Stored records:

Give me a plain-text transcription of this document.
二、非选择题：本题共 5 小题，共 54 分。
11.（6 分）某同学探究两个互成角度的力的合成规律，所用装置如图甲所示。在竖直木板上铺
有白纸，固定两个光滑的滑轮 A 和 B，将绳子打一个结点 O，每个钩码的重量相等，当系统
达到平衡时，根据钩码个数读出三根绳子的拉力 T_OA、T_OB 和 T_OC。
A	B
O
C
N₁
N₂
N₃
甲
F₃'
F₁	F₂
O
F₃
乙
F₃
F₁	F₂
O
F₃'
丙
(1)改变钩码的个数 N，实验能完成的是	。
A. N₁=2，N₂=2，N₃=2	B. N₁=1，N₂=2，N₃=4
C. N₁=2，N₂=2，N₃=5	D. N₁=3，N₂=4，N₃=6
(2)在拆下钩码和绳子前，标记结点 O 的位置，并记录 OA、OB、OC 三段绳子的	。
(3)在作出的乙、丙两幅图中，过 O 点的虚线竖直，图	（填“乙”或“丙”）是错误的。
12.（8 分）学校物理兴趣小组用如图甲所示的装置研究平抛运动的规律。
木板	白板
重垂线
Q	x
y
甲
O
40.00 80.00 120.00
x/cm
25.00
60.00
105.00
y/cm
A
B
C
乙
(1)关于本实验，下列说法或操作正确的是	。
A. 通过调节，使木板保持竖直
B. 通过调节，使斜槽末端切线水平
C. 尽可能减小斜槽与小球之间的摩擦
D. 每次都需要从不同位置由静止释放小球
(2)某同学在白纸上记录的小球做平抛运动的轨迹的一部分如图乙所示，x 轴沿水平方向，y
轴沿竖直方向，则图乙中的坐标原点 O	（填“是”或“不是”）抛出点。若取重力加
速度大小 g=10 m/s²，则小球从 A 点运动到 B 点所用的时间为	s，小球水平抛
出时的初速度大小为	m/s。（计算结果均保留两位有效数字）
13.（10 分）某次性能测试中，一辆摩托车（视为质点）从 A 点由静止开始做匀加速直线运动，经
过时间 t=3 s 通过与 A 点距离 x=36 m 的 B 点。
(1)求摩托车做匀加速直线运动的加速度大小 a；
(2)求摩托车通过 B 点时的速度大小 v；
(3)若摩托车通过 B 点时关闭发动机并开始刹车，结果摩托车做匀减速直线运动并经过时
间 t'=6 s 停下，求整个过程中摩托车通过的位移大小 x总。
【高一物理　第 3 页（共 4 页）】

**DIRECTION:**
All of the entries must be written out exactly as they stand.

**COMPLETED TASK:**
Give me a plain-text transcription of this document.
二、非选择题：本题共 5 小题，共 54 分。
11.（6 分）某同学探究两个互成角度的力的合成规律，所用装置如图甲所示。在竖直木板上铺
有白纸，固定两个光滑的滑轮 A 和 B，将绳子打一个结点 O，每个钩码的重量相等，当系统
达到平衡时，根据钩码个数读出三根绳子的拉力 T_OA、T_OB 和 T_OC。
A	B
O
C
N₁
N₂
N₃
甲
F₃'
F₁	F₂
O
F₃
乙
F₃
F₁	F₂
O
F₃'
丙
(1)改变钩码的个数 N，实验能完成的是	。
A. N₁=2，N₂=2，N₃=2	B. N₁=1，N₂=2，N₃=4
C. N₁=2，N₂=2，N₃=5	D. N₁=3，N₂=4，N₃=6
(2)在拆下钩码和绳子前，标记结点 O 的位置，并记录 OA、OB、OC 三段绳子的	。
(3)在作出的乙、丙两幅图中，过 O 点的虚线竖直，图	（填“乙”或“丙”）是错误的。
12.（8 分）学校物理兴趣小组用如图甲所示的装置研究平抛运动的规律。
木板	白板
重垂线
Q	x
y
甲
O
40.00 80.00 120.00
x/cm
25.00
60.00
105.00
y/cm
A
B
C
乙
(1)关于本实验，下列说法或操作正确的是	。
A. 通过调节，使木板保持竖直
B. 通过调节，使斜槽末端切线水平
C. 尽可能减小斜槽与小球之间的摩擦
D. 每次都需要从不同位置由静止释放小球
(2)某同学在白纸上记录的小球做平抛运动的轨迹的一部分如图乙所示，x 轴沿水平方向，y
轴沿竖直方向，则图乙中的坐标原点 O	（填“是”或“不是”）抛出点。若取重力加
速度大小 g=10 m/s²，则小球从 A 点运动到 B 点所用的时间为	s，小球水平抛
出时的初速度大小为	m/s。（计算结果均保留两位有效数字）
13.（10 分）某次性能测试中，一辆摩托车（视为质点）从 A 点由静止开始做匀加速直线运动，经
过时间 t=3 s 通过与 A 点距离 x=36 m 的 B 点。
(1)求摩托车做匀加速直线运动的加速度大小 a；
(2)求摩托车通过 B 点时的速度大小 v；
(3)若摩托车通过 B 点时关闭发动机并开始刹车，结果摩托车做匀减速直线运动并经过时
间 t'=6 s 停下，求整个过程中摩托车通过的位移大小 x总。
【高一物理　第 3 页（共 4 页）】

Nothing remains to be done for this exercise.